**OBJECTIVE A**
Could you reproduce, word for word, the part of the section on police encounters, stops and arrests that opens with the words "(c) Encounters that" and closes with "a given case."?

**EXTRACTED TEXT**

(a) Absent state or federal law to the contrary, an officer may, in any location in which the officer is lawfully present:
- (1) conduct an initial encounter with an individual without any suspicion that the individual is involved in or has evidence of a crime;
- (2) conduct a stop of an individual based on reasonable suspicion to believe that the individual is involved in or has evidence of unlawful conduct;
- (3) issue a summons or a citation to an individual based on probable cause that the individual has engaged in unlawful conduct; and
- (4) conduct a custodial arrest of an individual based on probable cause that the individual has committed a felony or a misdemeanor, so long as an arrest is permitted under state law.
(b) Agencies should ensure that officers exercise this authority consistent with §§ 4.03 to 4.07.
(c) Encounters that would not be permissible under this Section because officers lack the required level of suspicion should not occur at all, unless they are conducted consistent with the requirements of Chapter 5, dealing with suspicionless searches and seizures.
a. Generally. This Section describes the minimum level of suspicion or cause that an officer must have in order to initiate an encounter, conduct a stop, issue a summons, or make an arrest. It largely tracks what courts have said are the threshold constitutional requirements for those actions. However, just because officers may conduct a stop or an arrest does not mean that doing so is appropriate or consistent with the goals of public safety. Section 4.03 sets out additional factors that agencies should consider in providing guidance to officers on whether any of these actions are appropriate in a given case.
b. Initial encounters. As a matter of federal constitutional law, an officer may approach an individual for any reason so long as the officer does nothing to impede the individual’s freedom to leave or otherwise terminate the encounter—and so long as a reasonable person would feel free to walk away or otherwise terminate the encounter. These Principles accept that understanding, recognizing nonetheless that there is a degree of fiction in the claim that individuals do indeed feel free to leave or terminate encounters with the police. Some jurisdictions have imposed additional requirements on initial encounters—New York, for example, requires that officers have an “objective, credible reason” to approach a person on the street—these Principles do not go that route. Experience suggests that such requirements are both difficult to enforce and largely ineffective in addressing the concerns with the officer-initiated encounters described throughout this Chapter. Instead, it is important for agencies, consistent with § 4.03, to provide guidance and training to officers as to when these sorts of encounters are appropriate, as well as how they should be conducted to minimize the risk of undermining legitimacy and trust.

**DATASET**

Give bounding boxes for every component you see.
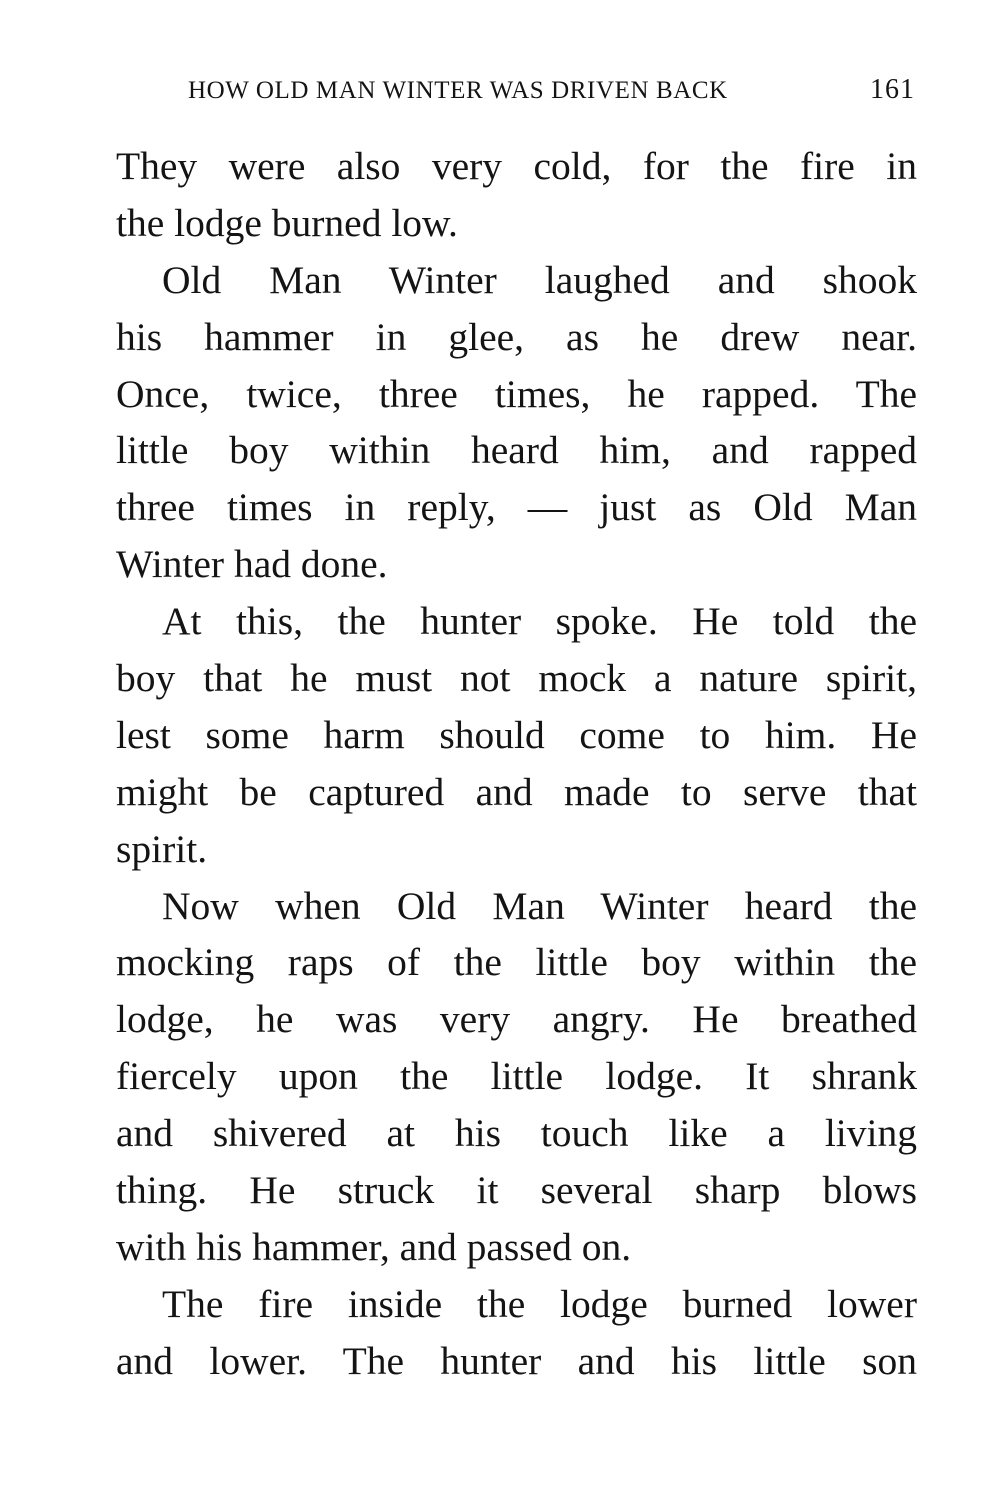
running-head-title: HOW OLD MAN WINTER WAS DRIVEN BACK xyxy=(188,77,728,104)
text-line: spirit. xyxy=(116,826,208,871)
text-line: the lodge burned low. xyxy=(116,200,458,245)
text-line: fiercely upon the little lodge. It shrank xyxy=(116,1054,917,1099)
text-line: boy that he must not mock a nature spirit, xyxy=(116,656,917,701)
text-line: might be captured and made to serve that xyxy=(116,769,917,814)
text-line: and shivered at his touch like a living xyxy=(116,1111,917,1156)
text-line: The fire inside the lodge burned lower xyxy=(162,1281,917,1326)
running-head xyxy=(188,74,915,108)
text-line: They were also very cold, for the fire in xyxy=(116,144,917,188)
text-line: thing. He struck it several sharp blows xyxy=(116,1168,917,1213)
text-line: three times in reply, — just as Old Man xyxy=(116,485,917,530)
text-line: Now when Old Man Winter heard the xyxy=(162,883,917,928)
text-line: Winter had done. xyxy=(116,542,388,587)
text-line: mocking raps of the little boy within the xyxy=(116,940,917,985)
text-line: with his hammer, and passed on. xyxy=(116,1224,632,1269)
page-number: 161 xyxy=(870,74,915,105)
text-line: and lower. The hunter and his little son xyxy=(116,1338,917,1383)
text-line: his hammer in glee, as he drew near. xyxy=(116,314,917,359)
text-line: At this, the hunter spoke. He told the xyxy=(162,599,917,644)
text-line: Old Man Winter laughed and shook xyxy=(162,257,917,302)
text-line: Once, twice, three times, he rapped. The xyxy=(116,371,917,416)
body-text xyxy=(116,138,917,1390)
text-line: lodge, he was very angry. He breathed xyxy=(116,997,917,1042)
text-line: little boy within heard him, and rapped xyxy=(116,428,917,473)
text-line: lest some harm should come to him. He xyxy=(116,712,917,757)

...

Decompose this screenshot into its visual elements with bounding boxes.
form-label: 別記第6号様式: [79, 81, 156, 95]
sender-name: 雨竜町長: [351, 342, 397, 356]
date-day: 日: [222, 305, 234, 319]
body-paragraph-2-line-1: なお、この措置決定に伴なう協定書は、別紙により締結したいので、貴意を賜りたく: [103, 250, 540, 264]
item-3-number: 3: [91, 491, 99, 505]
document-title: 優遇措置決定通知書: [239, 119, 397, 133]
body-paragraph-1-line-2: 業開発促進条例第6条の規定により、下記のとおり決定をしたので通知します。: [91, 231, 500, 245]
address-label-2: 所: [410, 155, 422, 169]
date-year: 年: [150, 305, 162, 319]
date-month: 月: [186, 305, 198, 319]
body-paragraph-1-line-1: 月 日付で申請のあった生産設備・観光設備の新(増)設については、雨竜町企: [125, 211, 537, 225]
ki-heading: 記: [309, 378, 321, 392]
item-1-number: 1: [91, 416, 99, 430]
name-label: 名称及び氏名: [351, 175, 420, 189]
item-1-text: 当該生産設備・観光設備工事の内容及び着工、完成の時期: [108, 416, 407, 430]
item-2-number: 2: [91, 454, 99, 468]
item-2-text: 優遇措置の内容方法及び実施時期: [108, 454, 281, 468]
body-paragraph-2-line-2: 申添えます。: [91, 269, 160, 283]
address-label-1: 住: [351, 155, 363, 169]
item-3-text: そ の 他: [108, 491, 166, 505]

**OBJECTIVE B**
Could you write out, unchanged, the lines of the second listing from the line containing "Decompose this screenshot" through the line containing "item-3-text: そ の 他: [108, 491, 166, 505]", including both of those lines?

**OUTPUT A**
(c) Encounters that would not be permissible under this Section because officers lack the required level of suspicion should not occur at all, unless they are conducted consistent with the requirements of Chapter 5, dealing with suspicionless searches and seizures.
a. Generally. This Section describes the minimum level of suspicion or cause that an officer must have in order to initiate an encounter, conduct a stop, issue a summons, or make an arrest. It largely tracks what courts have said are the threshold constitutional requirements for those actions. However, just because officers may conduct a stop or an arrest does not mean that doing so is appropriate or consistent with the goals of public safety. Section 4.03 sets out additional factors that agencies should consider in providing guidance to officers on whether any of these actions are appropriate in a given case.

**OUTPUT B**
Decompose this screenshot into its visual elements with bounding boxes.
form-label: 別記第6号様式: [79, 81, 156, 95]
sender-name: 雨竜町長: [351, 342, 397, 356]
date-day: 日: [222, 305, 234, 319]
body-paragraph-2-line-1: なお、この措置決定に伴なう協定書は、別紙により締結したいので、貴意を賜りたく: [103, 250, 540, 264]
item-3-number: 3: [91, 491, 99, 505]
document-title: 優遇措置決定通知書: [239, 119, 397, 133]
body-paragraph-1-line-2: 業開発促進条例第6条の規定により、下記のとおり決定をしたので通知します。: [91, 231, 500, 245]
address-label-2: 所: [410, 155, 422, 169]
date-year: 年: [150, 305, 162, 319]
date-month: 月: [186, 305, 198, 319]
body-paragraph-1-line-1: 月 日付で申請のあった生産設備・観光設備の新(増)設については、雨竜町企: [125, 211, 537, 225]
ki-heading: 記: [309, 378, 321, 392]
item-1-number: 1: [91, 416, 99, 430]
name-label: 名称及び氏名: [351, 175, 420, 189]
item-1-text: 当該生産設備・観光設備工事の内容及び着工、完成の時期: [108, 416, 407, 430]
item-2-number: 2: [91, 454, 99, 468]
item-2-text: 優遇措置の内容方法及び実施時期: [108, 454, 281, 468]
body-paragraph-2-line-2: 申添えます。: [91, 269, 160, 283]
address-label-1: 住: [351, 155, 363, 169]
item-3-text: そ の 他: [108, 491, 166, 505]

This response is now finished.